Aim: Extract all lines from the data beneath that include the word "rectangle".

Material supplied:
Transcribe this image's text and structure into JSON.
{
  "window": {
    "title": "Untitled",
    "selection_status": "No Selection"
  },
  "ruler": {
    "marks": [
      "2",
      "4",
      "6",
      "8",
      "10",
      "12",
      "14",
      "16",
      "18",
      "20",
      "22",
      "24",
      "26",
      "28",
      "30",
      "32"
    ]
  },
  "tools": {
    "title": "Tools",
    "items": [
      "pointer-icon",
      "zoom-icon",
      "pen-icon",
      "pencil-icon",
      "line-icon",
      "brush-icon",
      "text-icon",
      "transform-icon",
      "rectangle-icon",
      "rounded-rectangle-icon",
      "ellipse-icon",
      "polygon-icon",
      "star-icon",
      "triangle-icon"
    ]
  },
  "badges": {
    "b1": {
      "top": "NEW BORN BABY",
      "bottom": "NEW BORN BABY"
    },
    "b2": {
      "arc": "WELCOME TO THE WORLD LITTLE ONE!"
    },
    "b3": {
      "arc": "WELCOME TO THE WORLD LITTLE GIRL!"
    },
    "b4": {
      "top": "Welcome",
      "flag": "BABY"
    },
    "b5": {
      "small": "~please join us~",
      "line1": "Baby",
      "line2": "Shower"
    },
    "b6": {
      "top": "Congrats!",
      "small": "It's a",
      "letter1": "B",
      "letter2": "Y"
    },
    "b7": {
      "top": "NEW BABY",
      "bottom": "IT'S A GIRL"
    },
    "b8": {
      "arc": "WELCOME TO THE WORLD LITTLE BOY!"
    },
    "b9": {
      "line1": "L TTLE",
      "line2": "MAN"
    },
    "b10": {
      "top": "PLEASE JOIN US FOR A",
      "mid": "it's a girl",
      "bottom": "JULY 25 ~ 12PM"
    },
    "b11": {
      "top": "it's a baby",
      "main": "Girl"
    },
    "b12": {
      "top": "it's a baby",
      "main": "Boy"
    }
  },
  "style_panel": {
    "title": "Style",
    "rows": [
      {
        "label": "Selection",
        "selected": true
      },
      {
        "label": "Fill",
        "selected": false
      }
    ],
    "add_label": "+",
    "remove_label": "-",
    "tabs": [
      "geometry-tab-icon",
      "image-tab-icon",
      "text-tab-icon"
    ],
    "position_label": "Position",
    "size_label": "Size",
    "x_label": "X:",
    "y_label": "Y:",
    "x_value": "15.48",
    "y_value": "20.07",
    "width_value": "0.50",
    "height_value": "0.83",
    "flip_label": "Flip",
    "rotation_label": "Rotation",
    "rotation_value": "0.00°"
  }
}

Solution to the problem:
      "rectangle-icon",
      "rounded-rectangle-icon",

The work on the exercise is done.